* [GOAL]: Output the full listing word for word.

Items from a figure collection
▬▬▬

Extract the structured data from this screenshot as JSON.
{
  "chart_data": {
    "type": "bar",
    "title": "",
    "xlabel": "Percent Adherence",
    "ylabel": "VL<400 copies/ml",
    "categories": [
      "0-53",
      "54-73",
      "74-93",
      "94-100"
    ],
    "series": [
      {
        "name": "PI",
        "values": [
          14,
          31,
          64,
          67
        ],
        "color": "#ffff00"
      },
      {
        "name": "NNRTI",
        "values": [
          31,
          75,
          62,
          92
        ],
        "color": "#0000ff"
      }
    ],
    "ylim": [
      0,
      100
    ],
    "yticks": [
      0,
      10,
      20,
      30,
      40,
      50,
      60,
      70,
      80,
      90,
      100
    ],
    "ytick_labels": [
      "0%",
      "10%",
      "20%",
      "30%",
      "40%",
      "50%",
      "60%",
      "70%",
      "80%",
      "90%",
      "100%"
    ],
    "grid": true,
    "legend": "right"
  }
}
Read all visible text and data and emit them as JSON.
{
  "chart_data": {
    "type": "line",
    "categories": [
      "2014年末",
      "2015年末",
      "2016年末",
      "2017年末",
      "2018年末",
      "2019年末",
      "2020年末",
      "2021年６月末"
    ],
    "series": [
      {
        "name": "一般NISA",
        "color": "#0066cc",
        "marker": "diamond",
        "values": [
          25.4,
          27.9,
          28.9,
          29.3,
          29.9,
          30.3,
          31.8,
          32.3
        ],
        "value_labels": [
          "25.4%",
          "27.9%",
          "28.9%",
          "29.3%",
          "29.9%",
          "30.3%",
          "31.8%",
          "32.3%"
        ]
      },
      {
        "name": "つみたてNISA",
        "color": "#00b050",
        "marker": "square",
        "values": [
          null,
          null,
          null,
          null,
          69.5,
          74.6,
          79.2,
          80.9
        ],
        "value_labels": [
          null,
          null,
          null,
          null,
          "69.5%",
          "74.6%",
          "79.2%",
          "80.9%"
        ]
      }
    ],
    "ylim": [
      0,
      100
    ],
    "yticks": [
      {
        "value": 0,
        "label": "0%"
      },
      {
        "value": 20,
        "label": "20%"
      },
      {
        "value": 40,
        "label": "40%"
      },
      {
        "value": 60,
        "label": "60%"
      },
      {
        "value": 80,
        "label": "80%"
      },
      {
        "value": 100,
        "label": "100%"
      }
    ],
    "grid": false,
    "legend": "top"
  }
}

▬▬▬

* [SOLUTION BELOW]:
Extract the structured data from this screenshot as JSON.
{
  "chart_data": {
    "type": "bar",
    "title": "",
    "xlabel": "Percent Adherence",
    "ylabel": "VL<400 copies/ml",
    "categories": [
      "0-53",
      "54-73",
      "74-93",
      "94-100"
    ],
    "series": [
      {
        "name": "PI",
        "values": [
          14,
          31,
          64,
          67
        ],
        "color": "#ffff00"
      },
      {
        "name": "NNRTI",
        "values": [
          31,
          75,
          62,
          92
        ],
        "color": "#0000ff"
      }
    ],
    "ylim": [
      0,
      100
    ],
    "yticks": [
      0,
      10,
      20,
      30,
      40,
      50,
      60,
      70,
      80,
      90,
      100
    ],
    "ytick_labels": [
      "0%",
      "10%",
      "20%",
      "30%",
      "40%",
      "50%",
      "60%",
      "70%",
      "80%",
      "90%",
      "100%"
    ],
    "grid": true,
    "legend": "right"
  }
}
Read all visible text and data and emit them as JSON.
{
  "chart_data": {
    "type": "line",
    "categories": [
      "2014年末",
      "2015年末",
      "2016年末",
      "2017年末",
      "2018年末",
      "2019年末",
      "2020年末",
      "2021年６月末"
    ],
    "series": [
      {
        "name": "一般NISA",
        "color": "#0066cc",
        "marker": "diamond",
        "values": [
          25.4,
          27.9,
          28.9,
          29.3,
          29.9,
          30.3,
          31.8,
          32.3
        ],
        "value_labels": [
          "25.4%",
          "27.9%",
          "28.9%",
          "29.3%",
          "29.9%",
          "30.3%",
          "31.8%",
          "32.3%"
        ]
      },
      {
        "name": "つみたてNISA",
        "color": "#00b050",
        "marker": "square",
        "values": [
          null,
          null,
          null,
          null,
          69.5,
          74.6,
          79.2,
          80.9
        ],
        "value_labels": [
          null,
          null,
          null,
          null,
          "69.5%",
          "74.6%",
          "79.2%",
          "80.9%"
        ]
      }
    ],
    "ylim": [
      0,
      100
    ],
    "yticks": [
      {
        "value": 0,
        "label": "0%"
      },
      {
        "value": 20,
        "label": "20%"
      },
      {
        "value": 40,
        "label": "40%"
      },
      {
        "value": 60,
        "label": "60%"
      },
      {
        "value": 80,
        "label": "80%"
      },
      {
        "value": 100,
        "label": "100%"
      }
    ],
    "grid": false,
    "legend": "top"
  }
}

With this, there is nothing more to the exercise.